▸ **WORK TO BE COMPLETED**: Where a line holds "this", copy it.

▸ **DATA PROVIDED**:
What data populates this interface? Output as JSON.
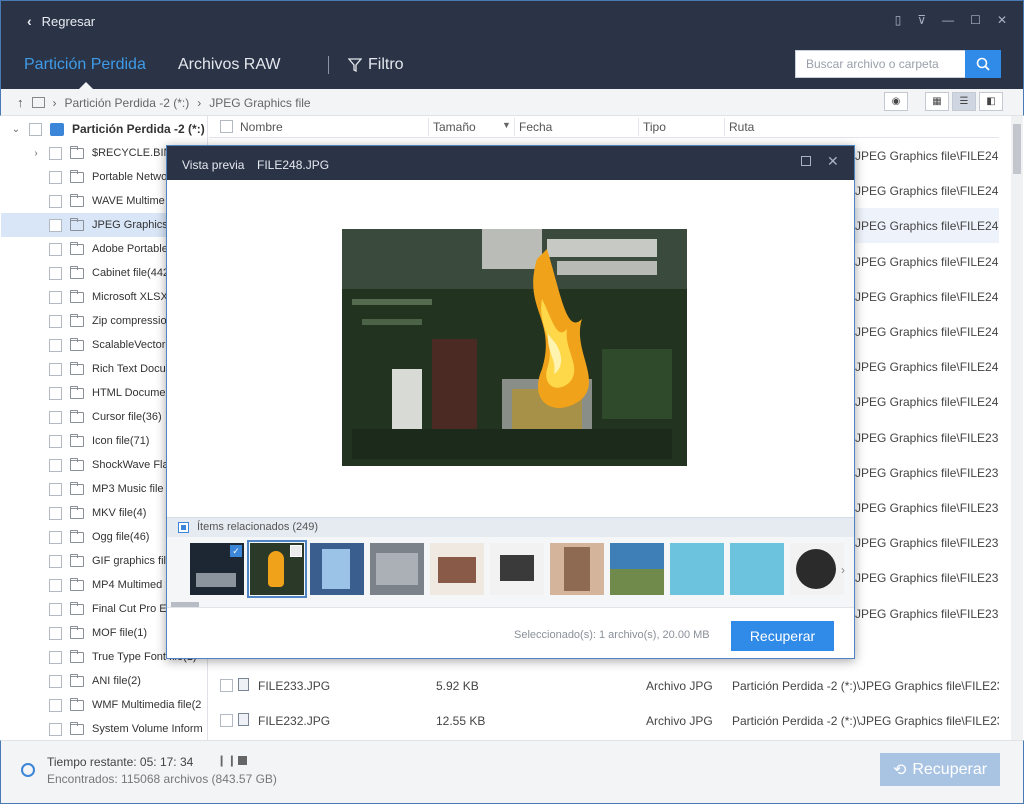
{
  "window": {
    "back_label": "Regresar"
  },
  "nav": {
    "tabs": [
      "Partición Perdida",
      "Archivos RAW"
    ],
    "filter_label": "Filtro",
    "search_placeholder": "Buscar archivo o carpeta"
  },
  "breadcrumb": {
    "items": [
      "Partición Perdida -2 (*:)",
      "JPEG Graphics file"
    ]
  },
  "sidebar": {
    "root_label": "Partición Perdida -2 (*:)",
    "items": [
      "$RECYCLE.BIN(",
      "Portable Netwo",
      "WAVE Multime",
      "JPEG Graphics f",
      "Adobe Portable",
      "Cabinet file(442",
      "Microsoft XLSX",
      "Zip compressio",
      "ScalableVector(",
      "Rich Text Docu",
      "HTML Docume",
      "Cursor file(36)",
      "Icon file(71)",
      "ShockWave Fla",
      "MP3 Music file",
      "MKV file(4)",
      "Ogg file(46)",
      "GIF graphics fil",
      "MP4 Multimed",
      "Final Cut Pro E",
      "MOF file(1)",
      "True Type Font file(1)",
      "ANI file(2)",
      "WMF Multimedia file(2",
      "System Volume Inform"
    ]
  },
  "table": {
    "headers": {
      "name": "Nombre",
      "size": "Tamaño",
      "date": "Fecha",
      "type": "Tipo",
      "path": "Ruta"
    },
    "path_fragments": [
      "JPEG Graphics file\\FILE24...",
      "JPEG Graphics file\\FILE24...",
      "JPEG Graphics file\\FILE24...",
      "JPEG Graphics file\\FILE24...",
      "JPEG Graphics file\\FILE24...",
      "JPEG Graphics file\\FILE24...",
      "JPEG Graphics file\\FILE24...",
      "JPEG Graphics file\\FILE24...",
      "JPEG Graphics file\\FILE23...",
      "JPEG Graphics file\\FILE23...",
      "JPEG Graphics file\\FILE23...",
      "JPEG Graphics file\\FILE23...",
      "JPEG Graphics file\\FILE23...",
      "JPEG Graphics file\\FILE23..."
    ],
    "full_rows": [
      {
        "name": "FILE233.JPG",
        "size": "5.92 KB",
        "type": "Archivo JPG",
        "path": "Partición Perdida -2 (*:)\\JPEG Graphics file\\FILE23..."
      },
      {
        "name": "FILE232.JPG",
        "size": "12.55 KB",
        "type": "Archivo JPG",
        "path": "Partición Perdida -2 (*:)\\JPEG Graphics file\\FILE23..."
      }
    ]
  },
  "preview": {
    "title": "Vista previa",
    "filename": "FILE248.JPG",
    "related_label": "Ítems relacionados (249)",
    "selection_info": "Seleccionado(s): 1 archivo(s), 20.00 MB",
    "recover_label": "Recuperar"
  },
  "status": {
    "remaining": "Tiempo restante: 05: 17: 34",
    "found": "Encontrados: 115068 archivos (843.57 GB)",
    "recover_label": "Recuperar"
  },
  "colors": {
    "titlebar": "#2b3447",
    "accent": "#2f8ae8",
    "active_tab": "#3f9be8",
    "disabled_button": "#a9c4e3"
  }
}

--

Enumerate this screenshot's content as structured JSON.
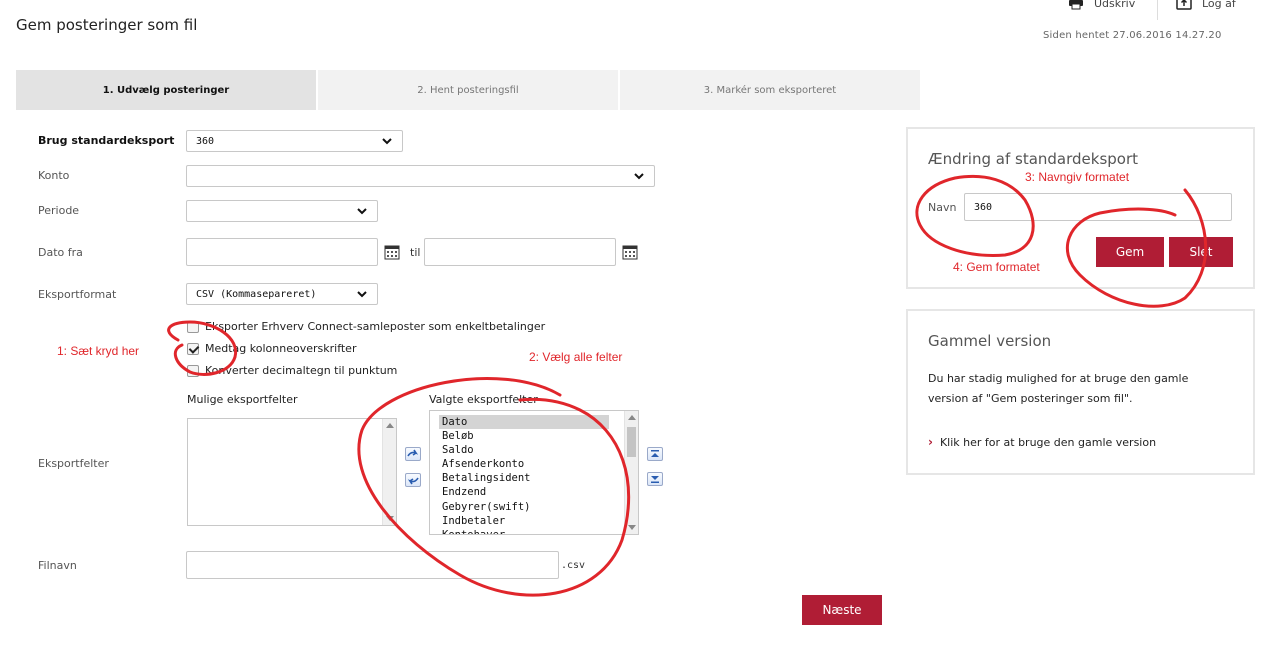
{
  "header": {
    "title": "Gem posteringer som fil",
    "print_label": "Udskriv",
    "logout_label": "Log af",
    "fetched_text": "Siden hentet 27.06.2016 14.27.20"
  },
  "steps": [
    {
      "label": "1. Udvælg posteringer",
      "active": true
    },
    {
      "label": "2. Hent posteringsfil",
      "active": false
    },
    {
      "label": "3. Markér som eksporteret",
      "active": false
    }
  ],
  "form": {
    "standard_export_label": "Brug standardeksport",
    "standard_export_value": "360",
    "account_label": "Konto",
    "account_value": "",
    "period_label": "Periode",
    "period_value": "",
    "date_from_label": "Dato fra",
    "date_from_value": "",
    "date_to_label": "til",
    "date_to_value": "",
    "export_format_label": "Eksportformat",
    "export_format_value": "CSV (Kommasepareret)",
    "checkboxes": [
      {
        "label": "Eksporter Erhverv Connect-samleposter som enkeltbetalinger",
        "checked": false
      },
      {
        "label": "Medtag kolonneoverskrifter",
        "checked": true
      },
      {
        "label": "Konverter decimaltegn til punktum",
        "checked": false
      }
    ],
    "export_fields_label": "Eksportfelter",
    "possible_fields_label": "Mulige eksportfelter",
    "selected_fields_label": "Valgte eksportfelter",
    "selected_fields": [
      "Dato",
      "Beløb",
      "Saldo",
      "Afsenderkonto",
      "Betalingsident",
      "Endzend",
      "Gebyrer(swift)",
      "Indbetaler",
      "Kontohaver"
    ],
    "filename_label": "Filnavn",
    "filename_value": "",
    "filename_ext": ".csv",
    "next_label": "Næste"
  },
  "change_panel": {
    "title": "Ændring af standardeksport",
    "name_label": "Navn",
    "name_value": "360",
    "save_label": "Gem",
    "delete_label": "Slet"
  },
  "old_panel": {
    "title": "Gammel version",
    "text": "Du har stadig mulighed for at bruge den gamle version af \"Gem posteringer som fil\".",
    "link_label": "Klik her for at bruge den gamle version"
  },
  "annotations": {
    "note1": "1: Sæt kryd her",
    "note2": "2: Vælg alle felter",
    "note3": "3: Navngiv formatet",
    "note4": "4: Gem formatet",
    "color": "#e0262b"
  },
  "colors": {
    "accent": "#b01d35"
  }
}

▸ **THE RESPONSE**:
What data populates this interface? Output as JSON.
Enumerate this screenshot's content as structured JSON.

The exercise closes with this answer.